## Supplied information
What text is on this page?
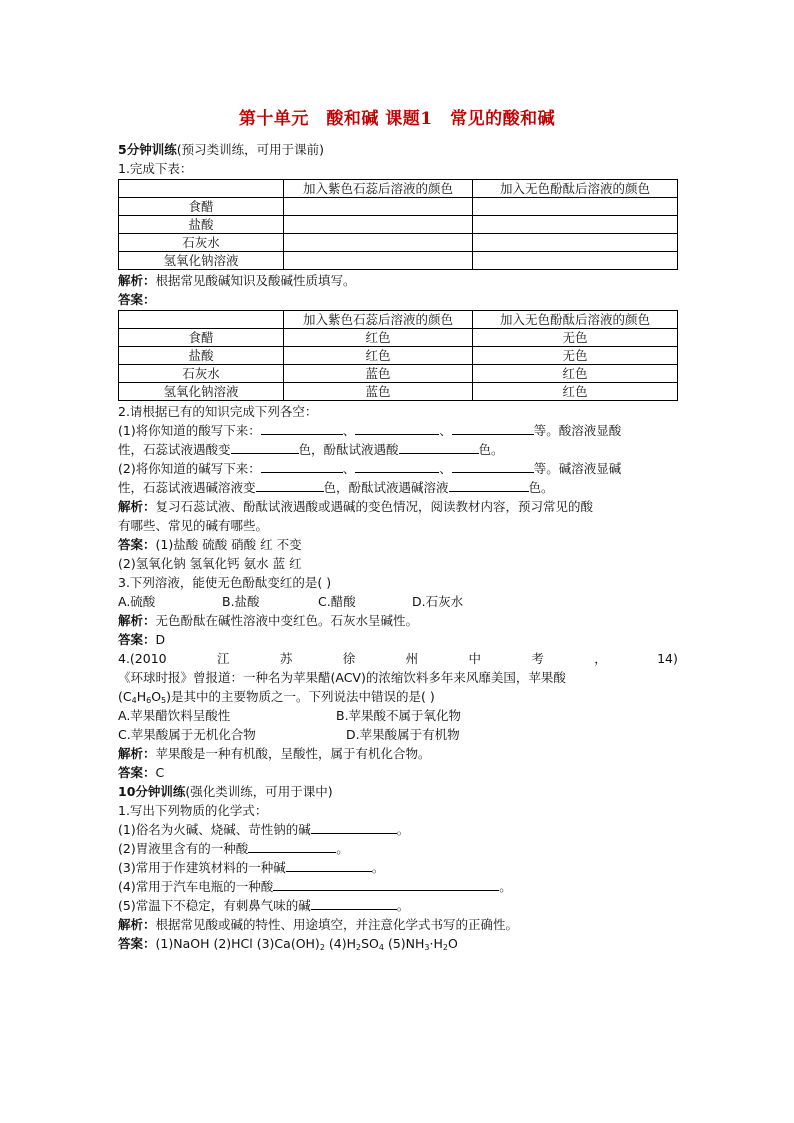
第十单元　酸和碱 课题1　常见的酸和碱

5分钟训练(预习类训练，可用于课前)

1.完成下表：

	加入紫色石蕊后溶液的颜色	加入无色酚酞后溶液的颜色
食醋		
盐酸		
石灰水		
氢氧化钠溶液		

解析：根据常见酸碱知识及酸碱性质填写。

答案：

	加入紫色石蕊后溶液的颜色	加入无色酚酞后溶液的颜色
食醋	红色	无色
盐酸	红色	无色
石灰水	蓝色	红色
氢氧化钠溶液	蓝色	红色

2.请根据已有的知识完成下列各空：

(1)将你知道的酸写下来：	、	、	等。酸溶液显酸

性，石蕊试液遇酸变	色，酚酞试液遇酸	色。

(2)将你知道的碱写下来：	、	、	等。碱溶液显碱

性，石蕊试液遇碱溶液变	色，酚酞试液遇碱溶液	色。

解析：复习石蕊试液、酚酞试液遇酸或遇碱的变色情况，阅读教材内容，预习常见的酸

有哪些、常见的碱有哪些。

答案：(1)盐酸 硫酸 硝酸 红 不变

(2)氢氧化钠 氢氧化钙 氨水 蓝 红

3.下列溶液，能使无色酚酞变红的是( )

A.硫酸	B.盐酸	C.醋酸	D.石灰水

解析：无色酚酞在碱性溶液中变红色。石灰水呈碱性。

答案：D

4.(2010	江	苏	徐	州	中	考	，	14)

《环球时报》曾报道：一种名为苹果醋(ACV)的浓缩饮料多年来风靡美国，苹果酸

$(C_4H_6O_5)$是其中的主要物质之一。下列说法中错误的是( )

A.苹果醋饮料呈酸性	B.苹果酸不属于氧化物

C.苹果酸属于无机化合物	D.苹果酸属于有机物

解析：苹果酸是一种有机酸，呈酸性，属于有机化合物。

答案：C

10分钟训练(强化类训练，可用于课中)

1.写出下列物质的化学式：

(1)俗名为火碱、烧碱、苛性钠的碱	。

(2)胃液里含有的一种酸	。

(3)常用于作建筑材料的一种碱	。

(4)常用于汽车电瓶的一种酸	。

(5)常温下不稳定，有刺鼻气味的碱	。

解析：根据常见酸或碱的特性、用途填空，并注意化学式书写的正确性。

答案：(1)NaOH (2)HCl $(3)Ca(OH)_2$ $(4)H_2SO_4$ $(5)NH_3\cdot H_2O$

## What you will do
Print the records word for word and exclude any picture they hold.

## Output of the task
What text is on this page?
第十单元　酸和碱 课题1　常见的酸和碱

5分钟训练(预习类训练，可用于课前)

1.完成下表：

	加入紫色石蕊后溶液的颜色	加入无色酚酞后溶液的颜色
食醋		
盐酸		
石灰水		
氢氧化钠溶液		

解析：根据常见酸碱知识及酸碱性质填写。

答案：

	加入紫色石蕊后溶液的颜色	加入无色酚酞后溶液的颜色
食醋	红色	无色
盐酸	红色	无色
石灰水	蓝色	红色
氢氧化钠溶液	蓝色	红色

2.请根据已有的知识完成下列各空：

(1)将你知道的酸写下来：	、	、	等。酸溶液显酸

性，石蕊试液遇酸变	色，酚酞试液遇酸	色。

(2)将你知道的碱写下来：	、	、	等。碱溶液显碱

性，石蕊试液遇碱溶液变	色，酚酞试液遇碱溶液	色。

解析：复习石蕊试液、酚酞试液遇酸或遇碱的变色情况，阅读教材内容，预习常见的酸

有哪些、常见的碱有哪些。

答案：(1)盐酸 硫酸 硝酸 红 不变

(2)氢氧化钠 氢氧化钙 氨水 蓝 红

3.下列溶液，能使无色酚酞变红的是( )

A.硫酸	B.盐酸	C.醋酸	D.石灰水

解析：无色酚酞在碱性溶液中变红色。石灰水呈碱性。

答案：D

4.(2010	江	苏	徐	州	中	考	，	14)

《环球时报》曾报道：一种名为苹果醋(ACV)的浓缩饮料多年来风靡美国，苹果酸

$(C_4H_6O_5)$是其中的主要物质之一。下列说法中错误的是( )

A.苹果醋饮料呈酸性	B.苹果酸不属于氧化物

C.苹果酸属于无机化合物	D.苹果酸属于有机物

解析：苹果酸是一种有机酸，呈酸性，属于有机化合物。

答案：C

10分钟训练(强化类训练，可用于课中)

1.写出下列物质的化学式：

(1)俗名为火碱、烧碱、苛性钠的碱	。

(2)胃液里含有的一种酸	。

(3)常用于作建筑材料的一种碱	。

(4)常用于汽车电瓶的一种酸	。

(5)常温下不稳定，有刺鼻气味的碱	。

解析：根据常见酸或碱的特性、用途填空，并注意化学式书写的正确性。

答案：(1)NaOH (2)HCl $(3)Ca(OH)_2$ $(4)H_2SO_4$ $(5)NH_3\cdot H_2O$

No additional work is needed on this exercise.